> **Work required**: Which lines hold the word "Análisis"? Copy each of them from the material.

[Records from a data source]
════════════════

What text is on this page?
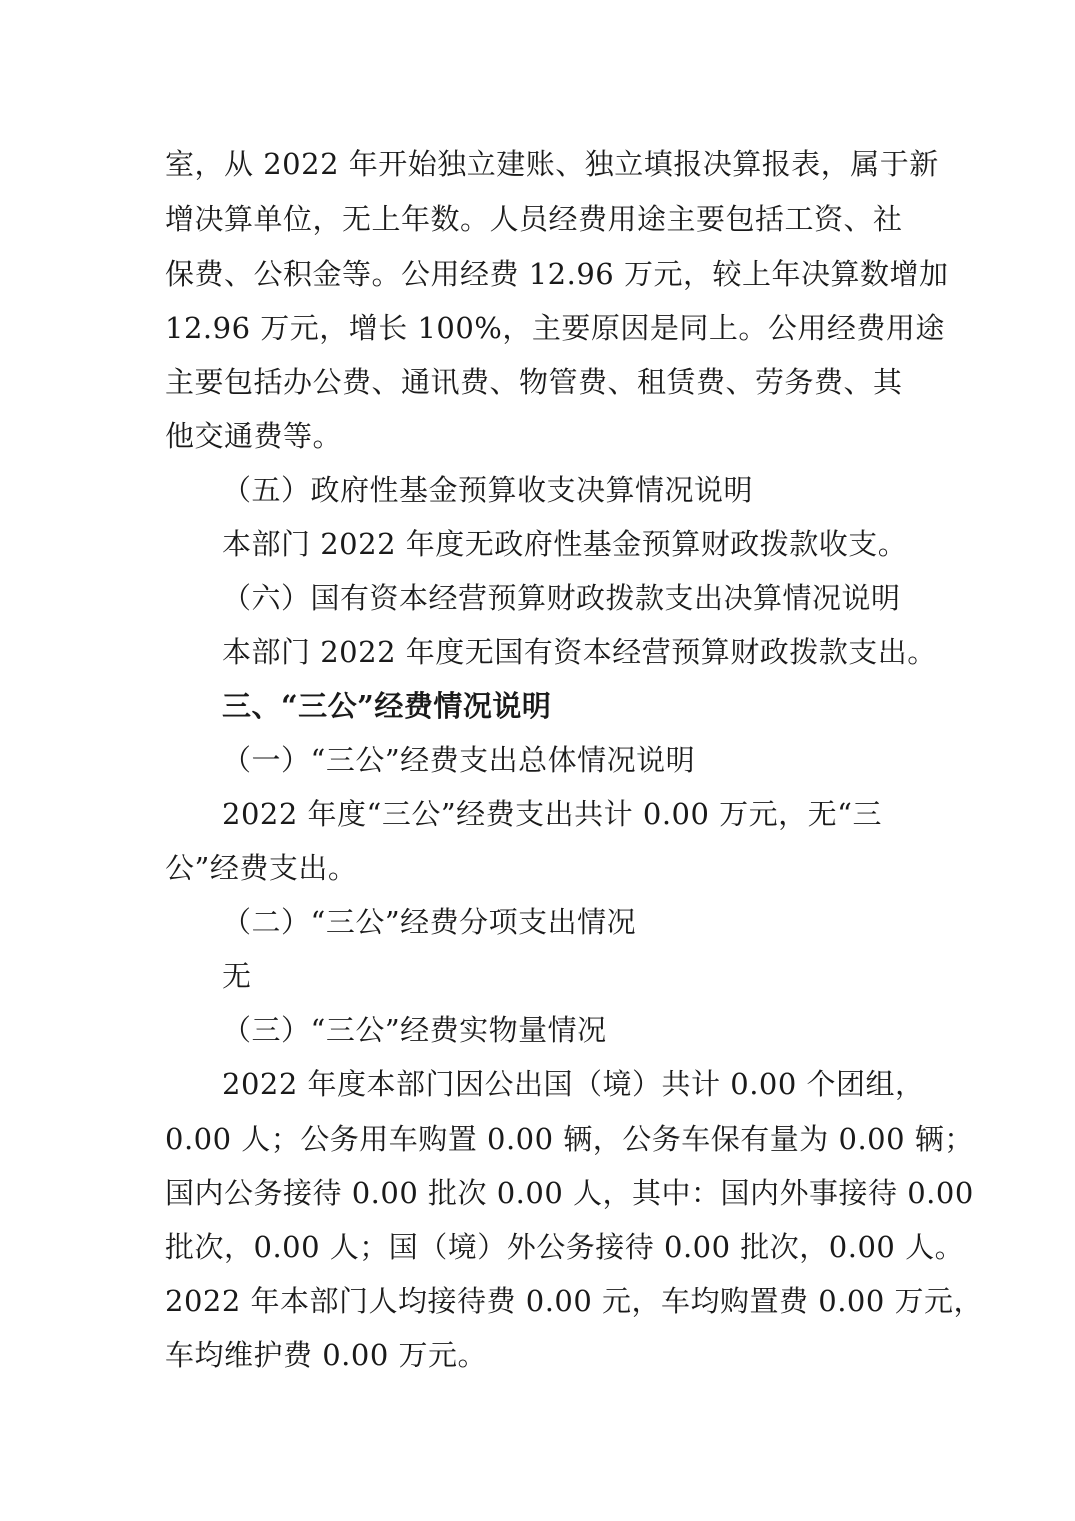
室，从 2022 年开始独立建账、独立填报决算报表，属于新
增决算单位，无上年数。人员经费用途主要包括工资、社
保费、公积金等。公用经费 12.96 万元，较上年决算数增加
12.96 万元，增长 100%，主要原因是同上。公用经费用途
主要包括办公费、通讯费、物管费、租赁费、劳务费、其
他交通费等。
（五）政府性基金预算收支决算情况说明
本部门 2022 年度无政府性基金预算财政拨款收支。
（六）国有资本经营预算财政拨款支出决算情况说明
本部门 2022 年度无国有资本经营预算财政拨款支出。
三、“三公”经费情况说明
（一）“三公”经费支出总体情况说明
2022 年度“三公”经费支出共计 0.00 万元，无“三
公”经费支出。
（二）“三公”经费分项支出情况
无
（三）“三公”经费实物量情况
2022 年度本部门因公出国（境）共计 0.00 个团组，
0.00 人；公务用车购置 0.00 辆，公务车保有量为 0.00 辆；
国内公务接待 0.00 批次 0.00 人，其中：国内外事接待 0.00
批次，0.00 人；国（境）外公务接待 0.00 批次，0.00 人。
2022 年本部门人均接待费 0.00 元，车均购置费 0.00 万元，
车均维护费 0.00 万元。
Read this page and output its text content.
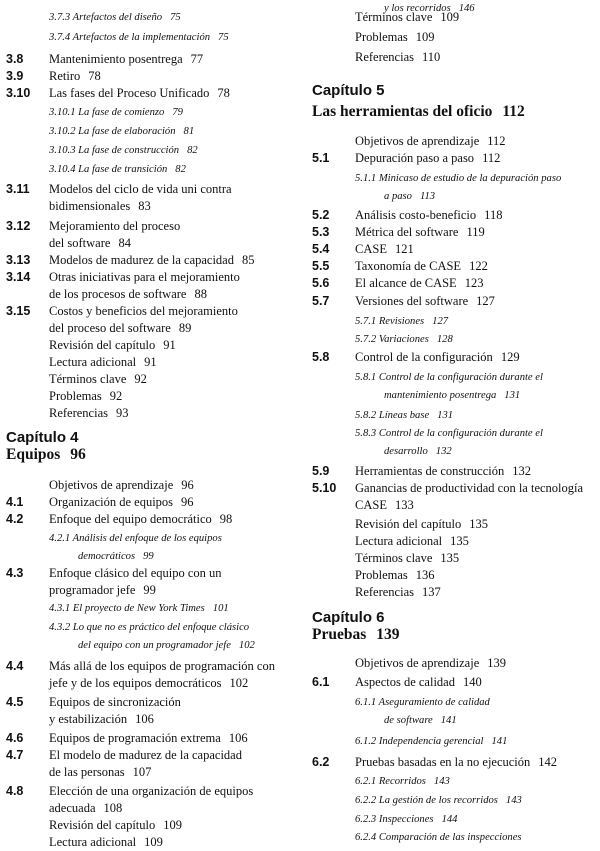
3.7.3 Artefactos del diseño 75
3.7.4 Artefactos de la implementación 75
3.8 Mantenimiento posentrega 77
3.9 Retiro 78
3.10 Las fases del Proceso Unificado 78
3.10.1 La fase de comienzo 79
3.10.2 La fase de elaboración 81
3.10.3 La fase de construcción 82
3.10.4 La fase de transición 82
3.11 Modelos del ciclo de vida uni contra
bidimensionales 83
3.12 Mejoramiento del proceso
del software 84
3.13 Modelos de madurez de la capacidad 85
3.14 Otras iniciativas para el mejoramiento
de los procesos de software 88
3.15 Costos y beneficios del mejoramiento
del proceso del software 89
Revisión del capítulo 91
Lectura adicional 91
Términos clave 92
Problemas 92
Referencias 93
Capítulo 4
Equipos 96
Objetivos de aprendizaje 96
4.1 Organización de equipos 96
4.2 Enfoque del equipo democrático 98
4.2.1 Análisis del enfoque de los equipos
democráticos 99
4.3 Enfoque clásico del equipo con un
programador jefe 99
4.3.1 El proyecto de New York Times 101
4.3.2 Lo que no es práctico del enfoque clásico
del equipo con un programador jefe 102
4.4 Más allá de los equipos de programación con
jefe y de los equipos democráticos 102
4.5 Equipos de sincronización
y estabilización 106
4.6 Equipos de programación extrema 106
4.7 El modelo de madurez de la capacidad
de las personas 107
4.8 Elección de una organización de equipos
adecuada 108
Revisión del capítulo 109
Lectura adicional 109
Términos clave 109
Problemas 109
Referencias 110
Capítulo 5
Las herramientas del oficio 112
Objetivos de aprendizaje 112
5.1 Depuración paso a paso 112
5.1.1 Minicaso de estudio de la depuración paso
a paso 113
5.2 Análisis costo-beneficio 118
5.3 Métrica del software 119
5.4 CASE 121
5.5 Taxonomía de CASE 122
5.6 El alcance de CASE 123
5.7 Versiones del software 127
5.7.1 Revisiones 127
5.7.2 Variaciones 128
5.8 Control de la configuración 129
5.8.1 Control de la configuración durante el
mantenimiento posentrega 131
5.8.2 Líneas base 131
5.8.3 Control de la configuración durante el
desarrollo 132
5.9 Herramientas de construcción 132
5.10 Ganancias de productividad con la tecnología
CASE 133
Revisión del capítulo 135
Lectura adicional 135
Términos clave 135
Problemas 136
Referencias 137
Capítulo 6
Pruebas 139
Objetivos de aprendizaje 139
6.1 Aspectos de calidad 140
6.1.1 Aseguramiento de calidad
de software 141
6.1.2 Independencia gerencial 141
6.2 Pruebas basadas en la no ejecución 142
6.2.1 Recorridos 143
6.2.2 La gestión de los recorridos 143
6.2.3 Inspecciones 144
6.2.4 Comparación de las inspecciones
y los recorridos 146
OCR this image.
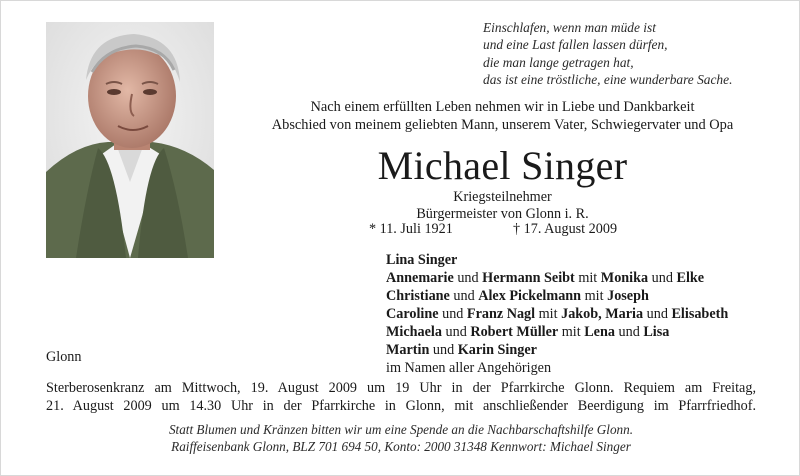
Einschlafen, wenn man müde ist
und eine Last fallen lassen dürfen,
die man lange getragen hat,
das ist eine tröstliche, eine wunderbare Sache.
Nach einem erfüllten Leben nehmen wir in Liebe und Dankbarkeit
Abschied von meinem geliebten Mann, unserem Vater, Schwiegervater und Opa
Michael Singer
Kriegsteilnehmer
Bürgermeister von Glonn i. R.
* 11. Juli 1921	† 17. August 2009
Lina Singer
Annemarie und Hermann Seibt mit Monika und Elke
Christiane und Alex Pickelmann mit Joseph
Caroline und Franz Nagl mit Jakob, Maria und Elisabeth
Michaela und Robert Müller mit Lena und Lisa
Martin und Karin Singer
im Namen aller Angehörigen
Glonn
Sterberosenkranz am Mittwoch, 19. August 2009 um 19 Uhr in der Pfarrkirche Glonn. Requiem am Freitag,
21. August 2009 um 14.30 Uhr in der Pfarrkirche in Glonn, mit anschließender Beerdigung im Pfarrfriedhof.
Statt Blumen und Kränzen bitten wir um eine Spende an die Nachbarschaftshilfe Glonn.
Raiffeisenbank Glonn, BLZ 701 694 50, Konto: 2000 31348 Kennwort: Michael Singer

════════════════

> **Exercise answer**:
4.2.1 Análisis del enfoque de los equipos
5.2 Análisis costo-beneficio 118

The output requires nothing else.